**Goal**
Take the line that contains "Decode this image" and each line after it in the material below, and transcribe them exactly, stopping at the end.

Dataset items
** Begin **
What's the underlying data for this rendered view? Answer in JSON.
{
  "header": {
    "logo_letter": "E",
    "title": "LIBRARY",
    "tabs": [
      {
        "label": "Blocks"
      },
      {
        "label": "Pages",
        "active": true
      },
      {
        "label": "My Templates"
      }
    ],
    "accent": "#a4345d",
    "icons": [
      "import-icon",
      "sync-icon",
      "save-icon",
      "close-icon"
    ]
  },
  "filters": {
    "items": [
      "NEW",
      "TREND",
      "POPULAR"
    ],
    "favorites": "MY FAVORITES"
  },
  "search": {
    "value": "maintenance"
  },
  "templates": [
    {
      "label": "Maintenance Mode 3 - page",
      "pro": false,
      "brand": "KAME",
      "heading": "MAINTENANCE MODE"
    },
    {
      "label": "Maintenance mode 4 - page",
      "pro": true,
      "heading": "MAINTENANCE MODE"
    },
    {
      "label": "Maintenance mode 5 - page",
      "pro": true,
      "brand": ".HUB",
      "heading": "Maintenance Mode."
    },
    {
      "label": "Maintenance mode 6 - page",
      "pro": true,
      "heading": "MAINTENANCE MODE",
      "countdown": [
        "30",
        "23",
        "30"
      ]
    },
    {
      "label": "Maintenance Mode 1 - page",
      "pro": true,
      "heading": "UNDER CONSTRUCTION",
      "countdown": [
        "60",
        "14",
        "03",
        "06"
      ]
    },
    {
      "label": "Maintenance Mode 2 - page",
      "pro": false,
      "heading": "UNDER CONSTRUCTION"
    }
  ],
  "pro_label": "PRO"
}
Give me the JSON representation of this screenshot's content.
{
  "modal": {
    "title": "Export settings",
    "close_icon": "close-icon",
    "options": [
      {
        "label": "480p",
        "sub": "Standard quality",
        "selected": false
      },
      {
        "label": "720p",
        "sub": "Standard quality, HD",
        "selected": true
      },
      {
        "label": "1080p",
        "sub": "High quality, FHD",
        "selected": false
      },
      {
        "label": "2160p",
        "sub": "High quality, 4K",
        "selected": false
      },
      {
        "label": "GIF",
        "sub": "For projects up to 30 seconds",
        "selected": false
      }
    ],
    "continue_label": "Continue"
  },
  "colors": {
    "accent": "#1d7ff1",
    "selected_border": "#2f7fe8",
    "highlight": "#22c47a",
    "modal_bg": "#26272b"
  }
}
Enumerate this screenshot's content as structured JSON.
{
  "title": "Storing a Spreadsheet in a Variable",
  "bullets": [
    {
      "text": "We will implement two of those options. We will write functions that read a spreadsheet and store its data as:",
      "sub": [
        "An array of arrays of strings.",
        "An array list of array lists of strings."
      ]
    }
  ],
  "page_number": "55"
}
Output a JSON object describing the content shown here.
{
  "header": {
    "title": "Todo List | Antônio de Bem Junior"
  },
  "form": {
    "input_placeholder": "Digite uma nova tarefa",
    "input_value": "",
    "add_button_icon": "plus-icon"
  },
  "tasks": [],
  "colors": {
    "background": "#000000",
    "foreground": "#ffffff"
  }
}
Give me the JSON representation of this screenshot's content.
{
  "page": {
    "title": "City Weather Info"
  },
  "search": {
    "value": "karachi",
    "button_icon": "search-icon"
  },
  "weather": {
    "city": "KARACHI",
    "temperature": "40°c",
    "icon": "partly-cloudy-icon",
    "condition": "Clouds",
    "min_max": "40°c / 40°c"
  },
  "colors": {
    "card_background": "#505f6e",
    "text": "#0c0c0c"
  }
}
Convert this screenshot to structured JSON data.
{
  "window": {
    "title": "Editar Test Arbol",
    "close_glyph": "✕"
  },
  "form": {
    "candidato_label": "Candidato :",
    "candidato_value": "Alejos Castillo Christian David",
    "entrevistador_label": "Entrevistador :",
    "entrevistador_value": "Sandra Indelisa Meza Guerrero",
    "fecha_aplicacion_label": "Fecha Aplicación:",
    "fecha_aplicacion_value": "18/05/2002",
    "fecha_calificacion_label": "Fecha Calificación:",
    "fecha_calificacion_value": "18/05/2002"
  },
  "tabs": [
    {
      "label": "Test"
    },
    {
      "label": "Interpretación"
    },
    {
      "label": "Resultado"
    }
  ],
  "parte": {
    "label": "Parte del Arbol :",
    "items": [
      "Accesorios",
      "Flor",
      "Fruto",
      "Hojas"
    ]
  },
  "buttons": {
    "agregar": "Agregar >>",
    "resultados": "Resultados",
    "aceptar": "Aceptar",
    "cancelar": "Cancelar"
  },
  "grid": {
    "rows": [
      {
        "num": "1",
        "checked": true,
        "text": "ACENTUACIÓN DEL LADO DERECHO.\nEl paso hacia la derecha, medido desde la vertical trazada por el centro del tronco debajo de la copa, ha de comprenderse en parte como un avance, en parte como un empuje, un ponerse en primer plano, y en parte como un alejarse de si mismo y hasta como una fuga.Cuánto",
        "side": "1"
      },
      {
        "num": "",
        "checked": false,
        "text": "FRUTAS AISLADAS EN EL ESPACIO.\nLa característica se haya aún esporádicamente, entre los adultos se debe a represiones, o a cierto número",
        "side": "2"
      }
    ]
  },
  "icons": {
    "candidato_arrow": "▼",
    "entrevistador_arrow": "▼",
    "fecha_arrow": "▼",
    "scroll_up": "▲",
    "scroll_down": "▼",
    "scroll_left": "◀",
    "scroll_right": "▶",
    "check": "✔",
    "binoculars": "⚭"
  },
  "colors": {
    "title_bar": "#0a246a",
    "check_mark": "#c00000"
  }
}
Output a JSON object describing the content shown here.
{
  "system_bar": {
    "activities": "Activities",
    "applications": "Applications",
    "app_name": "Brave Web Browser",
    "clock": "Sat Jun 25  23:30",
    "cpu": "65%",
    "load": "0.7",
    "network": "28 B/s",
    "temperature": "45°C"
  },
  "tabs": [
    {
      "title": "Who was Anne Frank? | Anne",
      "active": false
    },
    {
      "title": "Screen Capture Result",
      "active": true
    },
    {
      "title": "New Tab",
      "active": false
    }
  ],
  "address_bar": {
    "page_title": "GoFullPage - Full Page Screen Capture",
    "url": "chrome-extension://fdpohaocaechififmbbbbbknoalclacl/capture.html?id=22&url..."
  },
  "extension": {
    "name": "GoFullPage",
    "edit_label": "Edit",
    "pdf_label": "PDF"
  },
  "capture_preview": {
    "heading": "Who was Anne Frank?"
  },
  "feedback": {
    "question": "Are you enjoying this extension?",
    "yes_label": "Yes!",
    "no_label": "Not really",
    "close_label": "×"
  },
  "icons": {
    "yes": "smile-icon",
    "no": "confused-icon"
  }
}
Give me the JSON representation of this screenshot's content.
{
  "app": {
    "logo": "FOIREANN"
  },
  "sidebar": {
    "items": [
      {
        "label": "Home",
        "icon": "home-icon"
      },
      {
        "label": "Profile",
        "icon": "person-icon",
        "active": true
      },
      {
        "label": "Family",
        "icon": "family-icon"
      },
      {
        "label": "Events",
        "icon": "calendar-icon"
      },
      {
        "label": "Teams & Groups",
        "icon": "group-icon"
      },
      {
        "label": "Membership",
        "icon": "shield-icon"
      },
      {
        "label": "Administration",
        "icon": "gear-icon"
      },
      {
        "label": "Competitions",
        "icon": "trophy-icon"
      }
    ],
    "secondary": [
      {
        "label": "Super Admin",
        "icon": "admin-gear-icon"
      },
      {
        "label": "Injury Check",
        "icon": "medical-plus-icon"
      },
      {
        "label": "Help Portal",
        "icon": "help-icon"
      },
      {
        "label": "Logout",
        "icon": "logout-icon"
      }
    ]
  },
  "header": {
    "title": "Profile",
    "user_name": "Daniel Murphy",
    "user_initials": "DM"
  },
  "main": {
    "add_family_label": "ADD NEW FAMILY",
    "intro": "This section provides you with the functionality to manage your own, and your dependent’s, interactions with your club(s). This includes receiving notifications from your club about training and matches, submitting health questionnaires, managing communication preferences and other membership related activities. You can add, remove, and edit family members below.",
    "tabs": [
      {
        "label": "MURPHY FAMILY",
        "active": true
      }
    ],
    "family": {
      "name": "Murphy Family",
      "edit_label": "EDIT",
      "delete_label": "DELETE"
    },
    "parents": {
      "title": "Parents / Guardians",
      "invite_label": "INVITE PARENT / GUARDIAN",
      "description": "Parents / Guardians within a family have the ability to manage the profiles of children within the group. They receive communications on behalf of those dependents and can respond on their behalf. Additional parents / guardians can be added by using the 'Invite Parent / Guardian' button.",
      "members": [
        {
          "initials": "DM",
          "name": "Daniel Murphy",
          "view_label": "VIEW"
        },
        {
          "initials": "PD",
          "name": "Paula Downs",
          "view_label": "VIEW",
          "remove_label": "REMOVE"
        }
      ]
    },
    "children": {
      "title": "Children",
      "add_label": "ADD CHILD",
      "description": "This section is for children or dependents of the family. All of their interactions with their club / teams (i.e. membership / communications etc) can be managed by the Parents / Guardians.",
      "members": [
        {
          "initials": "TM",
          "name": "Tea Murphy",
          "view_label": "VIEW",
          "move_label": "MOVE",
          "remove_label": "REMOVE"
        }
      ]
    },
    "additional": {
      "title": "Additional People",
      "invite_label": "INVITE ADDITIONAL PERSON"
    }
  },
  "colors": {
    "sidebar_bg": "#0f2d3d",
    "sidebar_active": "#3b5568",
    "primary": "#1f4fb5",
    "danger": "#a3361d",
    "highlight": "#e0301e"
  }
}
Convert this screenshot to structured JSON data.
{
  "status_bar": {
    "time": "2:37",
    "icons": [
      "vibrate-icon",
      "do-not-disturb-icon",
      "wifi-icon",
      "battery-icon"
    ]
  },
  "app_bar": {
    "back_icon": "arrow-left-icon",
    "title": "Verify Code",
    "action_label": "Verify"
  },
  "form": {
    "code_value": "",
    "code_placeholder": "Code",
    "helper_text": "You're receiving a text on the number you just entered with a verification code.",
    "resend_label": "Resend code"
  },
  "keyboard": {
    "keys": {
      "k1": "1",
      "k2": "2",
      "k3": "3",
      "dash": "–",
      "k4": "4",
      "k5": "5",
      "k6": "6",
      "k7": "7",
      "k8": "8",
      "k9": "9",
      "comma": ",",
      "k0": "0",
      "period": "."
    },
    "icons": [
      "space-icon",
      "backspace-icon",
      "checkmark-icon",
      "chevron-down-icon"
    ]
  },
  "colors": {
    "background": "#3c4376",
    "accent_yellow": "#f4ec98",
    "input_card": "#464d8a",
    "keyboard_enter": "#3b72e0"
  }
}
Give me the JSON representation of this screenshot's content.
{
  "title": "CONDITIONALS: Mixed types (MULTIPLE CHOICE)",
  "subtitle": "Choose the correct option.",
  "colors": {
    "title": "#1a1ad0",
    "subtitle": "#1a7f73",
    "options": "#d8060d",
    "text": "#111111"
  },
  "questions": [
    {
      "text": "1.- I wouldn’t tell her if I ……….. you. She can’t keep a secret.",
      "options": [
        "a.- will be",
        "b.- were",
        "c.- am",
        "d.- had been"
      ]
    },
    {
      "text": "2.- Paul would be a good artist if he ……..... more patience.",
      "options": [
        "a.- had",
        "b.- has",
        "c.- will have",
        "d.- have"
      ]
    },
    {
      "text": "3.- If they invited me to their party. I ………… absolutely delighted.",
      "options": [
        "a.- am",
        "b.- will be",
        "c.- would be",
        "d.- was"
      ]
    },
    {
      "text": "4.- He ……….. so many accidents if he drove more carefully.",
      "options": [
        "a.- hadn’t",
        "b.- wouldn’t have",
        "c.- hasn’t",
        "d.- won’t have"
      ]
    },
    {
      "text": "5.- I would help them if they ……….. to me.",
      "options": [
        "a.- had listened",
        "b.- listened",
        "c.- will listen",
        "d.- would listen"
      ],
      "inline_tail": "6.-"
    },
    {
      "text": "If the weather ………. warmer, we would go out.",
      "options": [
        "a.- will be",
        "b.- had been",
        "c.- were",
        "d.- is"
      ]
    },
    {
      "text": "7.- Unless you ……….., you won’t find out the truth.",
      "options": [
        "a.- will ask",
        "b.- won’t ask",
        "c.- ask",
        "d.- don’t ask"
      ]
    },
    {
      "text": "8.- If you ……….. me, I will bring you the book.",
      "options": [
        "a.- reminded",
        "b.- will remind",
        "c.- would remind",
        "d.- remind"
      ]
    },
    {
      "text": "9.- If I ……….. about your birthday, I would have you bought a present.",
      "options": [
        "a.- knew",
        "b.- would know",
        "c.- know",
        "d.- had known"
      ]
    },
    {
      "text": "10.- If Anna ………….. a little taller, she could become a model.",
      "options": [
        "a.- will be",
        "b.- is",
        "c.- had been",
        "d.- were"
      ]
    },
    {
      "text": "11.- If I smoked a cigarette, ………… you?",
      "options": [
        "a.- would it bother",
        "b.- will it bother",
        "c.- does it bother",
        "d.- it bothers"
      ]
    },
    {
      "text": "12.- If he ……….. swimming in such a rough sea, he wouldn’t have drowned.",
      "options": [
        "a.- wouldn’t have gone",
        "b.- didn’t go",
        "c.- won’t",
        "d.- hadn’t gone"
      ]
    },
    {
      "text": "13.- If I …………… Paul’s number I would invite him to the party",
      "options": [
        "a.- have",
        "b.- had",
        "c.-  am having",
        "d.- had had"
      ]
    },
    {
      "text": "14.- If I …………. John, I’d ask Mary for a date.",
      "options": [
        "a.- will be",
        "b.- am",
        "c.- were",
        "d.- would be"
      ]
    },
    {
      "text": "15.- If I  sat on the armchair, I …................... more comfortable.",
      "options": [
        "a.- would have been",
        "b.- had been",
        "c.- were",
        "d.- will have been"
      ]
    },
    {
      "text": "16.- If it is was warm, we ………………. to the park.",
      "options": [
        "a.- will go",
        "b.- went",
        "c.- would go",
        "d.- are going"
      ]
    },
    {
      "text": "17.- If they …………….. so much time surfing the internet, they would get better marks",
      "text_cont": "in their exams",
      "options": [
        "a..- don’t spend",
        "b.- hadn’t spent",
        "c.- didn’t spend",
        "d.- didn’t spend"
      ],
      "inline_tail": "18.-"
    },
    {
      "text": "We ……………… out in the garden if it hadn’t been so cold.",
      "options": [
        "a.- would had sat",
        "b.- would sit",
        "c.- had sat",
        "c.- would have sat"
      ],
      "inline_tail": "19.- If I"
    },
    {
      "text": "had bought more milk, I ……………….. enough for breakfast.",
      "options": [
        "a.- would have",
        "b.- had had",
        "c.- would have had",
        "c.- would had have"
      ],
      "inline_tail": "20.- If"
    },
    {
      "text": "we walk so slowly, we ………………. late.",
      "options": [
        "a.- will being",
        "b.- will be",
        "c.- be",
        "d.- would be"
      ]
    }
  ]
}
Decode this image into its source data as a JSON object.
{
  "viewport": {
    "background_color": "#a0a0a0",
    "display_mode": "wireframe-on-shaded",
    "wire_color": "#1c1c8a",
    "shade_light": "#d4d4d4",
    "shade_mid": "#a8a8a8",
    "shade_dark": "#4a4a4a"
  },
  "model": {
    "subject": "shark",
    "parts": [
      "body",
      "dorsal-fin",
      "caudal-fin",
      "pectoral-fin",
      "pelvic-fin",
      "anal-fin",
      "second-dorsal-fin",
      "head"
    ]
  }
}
** End **
**Full output**
Decode this image into its source data as a JSON object.
{
  "viewport": {
    "background_color": "#a0a0a0",
    "display_mode": "wireframe-on-shaded",
    "wire_color": "#1c1c8a",
    "shade_light": "#d4d4d4",
    "shade_mid": "#a8a8a8",
    "shade_dark": "#4a4a4a"
  },
  "model": {
    "subject": "shark",
    "parts": [
      "body",
      "dorsal-fin",
      "caudal-fin",
      "pectoral-fin",
      "pelvic-fin",
      "anal-fin",
      "second-dorsal-fin",
      "head"
    ]
  }
}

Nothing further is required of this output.